*** Material provided ***

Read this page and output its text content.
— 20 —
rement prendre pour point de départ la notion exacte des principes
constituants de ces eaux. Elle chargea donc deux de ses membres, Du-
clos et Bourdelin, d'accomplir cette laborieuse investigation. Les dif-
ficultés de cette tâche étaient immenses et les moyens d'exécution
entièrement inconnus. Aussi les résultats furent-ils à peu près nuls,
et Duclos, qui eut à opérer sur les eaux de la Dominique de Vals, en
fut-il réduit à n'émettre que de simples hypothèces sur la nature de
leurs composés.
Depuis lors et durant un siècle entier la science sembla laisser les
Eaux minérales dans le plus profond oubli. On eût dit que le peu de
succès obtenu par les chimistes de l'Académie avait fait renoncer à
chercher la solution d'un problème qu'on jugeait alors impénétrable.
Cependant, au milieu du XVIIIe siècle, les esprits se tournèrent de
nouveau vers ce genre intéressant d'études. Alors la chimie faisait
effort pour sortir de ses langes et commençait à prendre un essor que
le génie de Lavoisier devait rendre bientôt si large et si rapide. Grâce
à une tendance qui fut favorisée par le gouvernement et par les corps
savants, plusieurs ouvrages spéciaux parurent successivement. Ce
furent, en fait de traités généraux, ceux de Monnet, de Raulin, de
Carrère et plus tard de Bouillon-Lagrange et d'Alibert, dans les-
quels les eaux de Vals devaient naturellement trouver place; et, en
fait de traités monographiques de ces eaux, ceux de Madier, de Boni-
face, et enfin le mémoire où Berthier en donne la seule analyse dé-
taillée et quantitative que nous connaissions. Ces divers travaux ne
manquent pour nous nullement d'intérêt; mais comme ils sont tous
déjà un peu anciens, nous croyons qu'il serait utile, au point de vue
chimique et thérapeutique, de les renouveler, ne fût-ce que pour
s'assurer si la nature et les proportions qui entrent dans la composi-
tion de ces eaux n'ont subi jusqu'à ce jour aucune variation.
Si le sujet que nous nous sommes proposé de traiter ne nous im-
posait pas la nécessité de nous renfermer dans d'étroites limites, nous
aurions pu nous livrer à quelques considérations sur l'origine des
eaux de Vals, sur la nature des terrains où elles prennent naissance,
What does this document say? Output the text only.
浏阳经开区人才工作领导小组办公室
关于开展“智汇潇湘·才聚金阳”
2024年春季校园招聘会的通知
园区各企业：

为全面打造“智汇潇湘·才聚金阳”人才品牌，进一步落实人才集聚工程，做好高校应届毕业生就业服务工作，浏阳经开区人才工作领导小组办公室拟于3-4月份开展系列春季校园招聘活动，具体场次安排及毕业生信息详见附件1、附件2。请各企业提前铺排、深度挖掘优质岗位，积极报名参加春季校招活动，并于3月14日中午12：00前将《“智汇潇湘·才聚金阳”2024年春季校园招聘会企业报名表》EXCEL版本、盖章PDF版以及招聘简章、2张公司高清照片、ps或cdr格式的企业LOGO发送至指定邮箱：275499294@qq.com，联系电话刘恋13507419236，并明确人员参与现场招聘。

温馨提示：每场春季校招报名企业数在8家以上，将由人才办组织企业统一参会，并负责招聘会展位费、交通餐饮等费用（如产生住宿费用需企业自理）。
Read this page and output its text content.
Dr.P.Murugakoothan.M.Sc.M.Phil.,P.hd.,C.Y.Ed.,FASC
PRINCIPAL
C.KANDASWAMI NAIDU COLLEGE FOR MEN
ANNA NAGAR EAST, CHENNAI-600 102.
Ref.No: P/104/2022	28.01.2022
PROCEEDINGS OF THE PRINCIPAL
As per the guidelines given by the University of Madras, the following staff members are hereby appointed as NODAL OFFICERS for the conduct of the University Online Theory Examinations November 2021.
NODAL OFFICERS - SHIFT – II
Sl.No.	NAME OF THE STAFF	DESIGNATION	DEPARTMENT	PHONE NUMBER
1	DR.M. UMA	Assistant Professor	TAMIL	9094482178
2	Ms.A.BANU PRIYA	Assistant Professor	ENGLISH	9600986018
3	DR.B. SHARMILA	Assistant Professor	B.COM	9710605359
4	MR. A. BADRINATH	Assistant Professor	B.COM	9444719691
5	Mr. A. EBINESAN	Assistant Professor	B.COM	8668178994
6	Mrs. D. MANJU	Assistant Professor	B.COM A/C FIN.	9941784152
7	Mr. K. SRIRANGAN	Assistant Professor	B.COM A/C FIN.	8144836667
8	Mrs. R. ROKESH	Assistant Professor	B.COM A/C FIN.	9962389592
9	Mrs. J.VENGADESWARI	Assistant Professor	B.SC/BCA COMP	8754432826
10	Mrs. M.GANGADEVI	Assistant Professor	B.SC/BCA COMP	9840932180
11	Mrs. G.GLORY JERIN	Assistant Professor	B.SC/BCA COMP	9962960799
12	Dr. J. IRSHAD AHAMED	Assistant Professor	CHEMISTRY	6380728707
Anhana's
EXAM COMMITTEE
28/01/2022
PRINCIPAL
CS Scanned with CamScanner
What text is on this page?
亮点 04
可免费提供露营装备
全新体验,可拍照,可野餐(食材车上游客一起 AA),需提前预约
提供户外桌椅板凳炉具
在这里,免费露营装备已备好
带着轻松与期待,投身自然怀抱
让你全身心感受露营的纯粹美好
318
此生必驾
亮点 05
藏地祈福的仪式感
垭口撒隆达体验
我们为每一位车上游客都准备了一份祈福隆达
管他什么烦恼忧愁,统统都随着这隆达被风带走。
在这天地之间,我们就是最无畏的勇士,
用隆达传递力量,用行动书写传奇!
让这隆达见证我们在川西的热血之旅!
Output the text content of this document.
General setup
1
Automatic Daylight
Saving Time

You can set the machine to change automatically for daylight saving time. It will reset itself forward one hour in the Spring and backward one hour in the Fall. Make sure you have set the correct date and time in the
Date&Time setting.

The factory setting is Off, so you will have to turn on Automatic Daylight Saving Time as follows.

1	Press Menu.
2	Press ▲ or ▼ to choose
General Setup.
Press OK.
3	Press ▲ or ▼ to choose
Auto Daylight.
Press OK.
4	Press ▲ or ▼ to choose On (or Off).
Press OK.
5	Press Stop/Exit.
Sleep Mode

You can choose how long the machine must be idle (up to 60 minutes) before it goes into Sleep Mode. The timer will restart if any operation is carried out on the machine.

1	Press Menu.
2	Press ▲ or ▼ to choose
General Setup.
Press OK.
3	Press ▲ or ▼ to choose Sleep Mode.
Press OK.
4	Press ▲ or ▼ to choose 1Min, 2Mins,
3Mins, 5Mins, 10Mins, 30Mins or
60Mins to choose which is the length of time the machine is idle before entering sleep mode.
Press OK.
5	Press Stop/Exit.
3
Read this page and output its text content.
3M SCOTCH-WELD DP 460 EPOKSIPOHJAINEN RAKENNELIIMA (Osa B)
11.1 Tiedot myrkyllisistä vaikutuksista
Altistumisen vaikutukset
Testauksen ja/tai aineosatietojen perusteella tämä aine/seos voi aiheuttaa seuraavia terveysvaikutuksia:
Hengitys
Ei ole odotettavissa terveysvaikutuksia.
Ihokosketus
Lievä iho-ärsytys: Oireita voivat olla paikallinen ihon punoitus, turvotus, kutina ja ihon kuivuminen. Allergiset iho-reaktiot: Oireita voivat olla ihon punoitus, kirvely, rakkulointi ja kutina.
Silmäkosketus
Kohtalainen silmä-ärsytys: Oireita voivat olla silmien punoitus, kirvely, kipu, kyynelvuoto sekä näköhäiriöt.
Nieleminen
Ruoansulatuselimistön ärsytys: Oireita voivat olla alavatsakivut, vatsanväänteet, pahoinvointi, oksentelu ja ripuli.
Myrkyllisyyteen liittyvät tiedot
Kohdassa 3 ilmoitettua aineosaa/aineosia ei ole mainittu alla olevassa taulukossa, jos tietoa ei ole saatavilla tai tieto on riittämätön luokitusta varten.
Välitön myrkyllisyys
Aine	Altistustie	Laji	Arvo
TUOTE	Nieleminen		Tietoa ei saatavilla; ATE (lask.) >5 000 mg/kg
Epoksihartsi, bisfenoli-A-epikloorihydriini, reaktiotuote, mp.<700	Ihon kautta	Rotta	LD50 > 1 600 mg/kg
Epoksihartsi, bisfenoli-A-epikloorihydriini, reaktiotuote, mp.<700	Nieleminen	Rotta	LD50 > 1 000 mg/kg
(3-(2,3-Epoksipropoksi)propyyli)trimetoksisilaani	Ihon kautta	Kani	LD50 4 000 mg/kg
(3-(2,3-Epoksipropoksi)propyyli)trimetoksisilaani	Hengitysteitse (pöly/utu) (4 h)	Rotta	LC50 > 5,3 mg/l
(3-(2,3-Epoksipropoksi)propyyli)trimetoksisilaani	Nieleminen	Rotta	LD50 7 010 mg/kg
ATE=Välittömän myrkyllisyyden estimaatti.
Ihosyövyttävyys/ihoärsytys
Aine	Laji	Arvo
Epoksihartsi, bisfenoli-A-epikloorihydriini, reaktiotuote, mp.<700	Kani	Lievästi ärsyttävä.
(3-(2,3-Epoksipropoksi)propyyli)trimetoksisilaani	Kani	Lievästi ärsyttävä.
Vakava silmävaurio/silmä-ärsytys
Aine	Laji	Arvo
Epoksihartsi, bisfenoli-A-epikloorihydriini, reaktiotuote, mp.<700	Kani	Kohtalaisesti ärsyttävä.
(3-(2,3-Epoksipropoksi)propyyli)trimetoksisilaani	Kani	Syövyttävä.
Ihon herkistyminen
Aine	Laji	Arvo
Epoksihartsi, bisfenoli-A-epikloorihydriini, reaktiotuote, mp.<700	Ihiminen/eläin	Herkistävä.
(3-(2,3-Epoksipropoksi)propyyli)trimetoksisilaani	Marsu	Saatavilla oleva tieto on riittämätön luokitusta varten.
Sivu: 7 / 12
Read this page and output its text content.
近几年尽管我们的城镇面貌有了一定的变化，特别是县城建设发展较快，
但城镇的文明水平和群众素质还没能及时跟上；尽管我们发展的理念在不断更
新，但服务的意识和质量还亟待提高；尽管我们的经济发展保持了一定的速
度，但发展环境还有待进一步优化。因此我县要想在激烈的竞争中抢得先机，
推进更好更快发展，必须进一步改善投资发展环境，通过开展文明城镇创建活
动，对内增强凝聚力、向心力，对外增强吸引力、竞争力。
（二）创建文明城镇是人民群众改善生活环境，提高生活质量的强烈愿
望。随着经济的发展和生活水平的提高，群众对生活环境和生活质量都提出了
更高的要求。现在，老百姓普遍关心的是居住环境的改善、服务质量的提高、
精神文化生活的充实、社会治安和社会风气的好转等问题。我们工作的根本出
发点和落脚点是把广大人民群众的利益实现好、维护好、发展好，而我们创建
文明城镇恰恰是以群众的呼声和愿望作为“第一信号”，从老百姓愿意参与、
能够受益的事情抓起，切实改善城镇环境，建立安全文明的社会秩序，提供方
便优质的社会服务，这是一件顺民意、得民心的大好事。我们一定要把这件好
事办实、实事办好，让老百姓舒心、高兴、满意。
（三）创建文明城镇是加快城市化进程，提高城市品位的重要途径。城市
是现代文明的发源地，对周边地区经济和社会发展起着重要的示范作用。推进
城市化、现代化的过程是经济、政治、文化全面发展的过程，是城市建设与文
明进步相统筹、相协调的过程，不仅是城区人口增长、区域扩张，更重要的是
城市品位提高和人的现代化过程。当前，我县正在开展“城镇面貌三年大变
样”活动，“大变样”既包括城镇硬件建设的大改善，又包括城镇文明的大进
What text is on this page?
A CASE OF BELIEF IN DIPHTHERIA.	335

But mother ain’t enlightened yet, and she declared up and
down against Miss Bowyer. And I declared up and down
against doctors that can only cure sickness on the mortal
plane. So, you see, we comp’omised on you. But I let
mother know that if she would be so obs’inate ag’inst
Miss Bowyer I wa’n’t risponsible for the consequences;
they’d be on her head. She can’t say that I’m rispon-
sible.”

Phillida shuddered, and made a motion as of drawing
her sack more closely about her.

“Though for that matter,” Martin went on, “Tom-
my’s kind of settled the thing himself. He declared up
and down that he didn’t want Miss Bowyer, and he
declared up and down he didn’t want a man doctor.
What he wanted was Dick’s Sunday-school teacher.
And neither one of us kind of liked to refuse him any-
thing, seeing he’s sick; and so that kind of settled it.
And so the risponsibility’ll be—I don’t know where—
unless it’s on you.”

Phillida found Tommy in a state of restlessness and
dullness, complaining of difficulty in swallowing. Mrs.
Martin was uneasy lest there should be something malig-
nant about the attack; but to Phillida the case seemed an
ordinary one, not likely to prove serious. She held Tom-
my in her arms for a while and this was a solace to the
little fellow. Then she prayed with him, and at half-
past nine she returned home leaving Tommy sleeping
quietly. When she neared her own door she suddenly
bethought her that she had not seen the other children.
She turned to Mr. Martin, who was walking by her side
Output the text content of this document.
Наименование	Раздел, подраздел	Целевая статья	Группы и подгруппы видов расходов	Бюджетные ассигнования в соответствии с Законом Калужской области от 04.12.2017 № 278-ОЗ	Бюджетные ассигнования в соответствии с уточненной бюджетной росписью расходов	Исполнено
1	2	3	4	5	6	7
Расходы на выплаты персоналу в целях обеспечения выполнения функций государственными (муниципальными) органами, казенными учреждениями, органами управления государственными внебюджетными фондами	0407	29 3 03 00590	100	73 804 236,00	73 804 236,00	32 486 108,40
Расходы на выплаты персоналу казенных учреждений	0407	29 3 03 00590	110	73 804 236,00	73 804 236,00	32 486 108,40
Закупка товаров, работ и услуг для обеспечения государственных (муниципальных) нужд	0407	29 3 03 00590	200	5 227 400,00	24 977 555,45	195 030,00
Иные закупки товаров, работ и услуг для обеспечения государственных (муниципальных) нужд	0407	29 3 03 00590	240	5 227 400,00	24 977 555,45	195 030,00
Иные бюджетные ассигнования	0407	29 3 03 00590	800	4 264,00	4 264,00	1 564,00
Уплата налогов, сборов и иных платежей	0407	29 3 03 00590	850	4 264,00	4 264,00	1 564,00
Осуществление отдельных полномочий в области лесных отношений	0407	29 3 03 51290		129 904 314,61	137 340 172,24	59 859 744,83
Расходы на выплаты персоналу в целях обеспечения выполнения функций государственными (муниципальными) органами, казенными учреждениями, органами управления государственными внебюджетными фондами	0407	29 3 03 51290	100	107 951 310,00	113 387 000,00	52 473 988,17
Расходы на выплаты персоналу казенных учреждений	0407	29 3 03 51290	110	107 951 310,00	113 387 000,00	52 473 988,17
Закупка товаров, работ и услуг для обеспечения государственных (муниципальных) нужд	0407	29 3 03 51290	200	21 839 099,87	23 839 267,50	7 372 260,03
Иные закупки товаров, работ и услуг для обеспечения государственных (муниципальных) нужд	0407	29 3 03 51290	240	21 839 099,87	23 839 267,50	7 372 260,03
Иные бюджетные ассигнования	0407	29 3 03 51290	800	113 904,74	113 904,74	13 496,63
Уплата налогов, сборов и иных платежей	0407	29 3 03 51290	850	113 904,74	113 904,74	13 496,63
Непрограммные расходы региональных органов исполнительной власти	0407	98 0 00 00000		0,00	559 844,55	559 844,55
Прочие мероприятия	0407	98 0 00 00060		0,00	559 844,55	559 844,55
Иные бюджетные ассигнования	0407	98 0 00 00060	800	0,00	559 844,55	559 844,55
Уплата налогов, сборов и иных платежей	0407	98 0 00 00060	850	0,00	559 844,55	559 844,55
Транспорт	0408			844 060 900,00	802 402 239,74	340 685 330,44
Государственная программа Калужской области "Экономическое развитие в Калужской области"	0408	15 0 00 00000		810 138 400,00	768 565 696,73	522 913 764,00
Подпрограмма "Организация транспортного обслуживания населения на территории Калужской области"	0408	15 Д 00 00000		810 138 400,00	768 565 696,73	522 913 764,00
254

***

→ **Exercise task**: Using the records above, gather all lines where the string "trimetoksisilaani" is present.

→ **Complete response**:
(3-(2,3-Epoksipropoksi)propyyli)trimetoksisilaani	Ihon kautta	Kani	LD50 4 000 mg/kg
(3-(2,3-Epoksipropoksi)propyyli)trimetoksisilaani	Hengitysteitse (pöly/utu) (4 h)	Rotta	LC50 > 5,3 mg/l
(3-(2,3-Epoksipropoksi)propyyli)trimetoksisilaani	Nieleminen	Rotta	LD50 7 010 mg/kg
(3-(2,3-Epoksipropoksi)propyyli)trimetoksisilaani	Kani	Lievästi ärsyttävä.
(3-(2,3-Epoksipropoksi)propyyli)trimetoksisilaani	Kani	Syövyttävä.
(3-(2,3-Epoksipropoksi)propyyli)trimetoksisilaani	Marsu	Saatavilla oleva tieto on riittämätön luokitusta varten.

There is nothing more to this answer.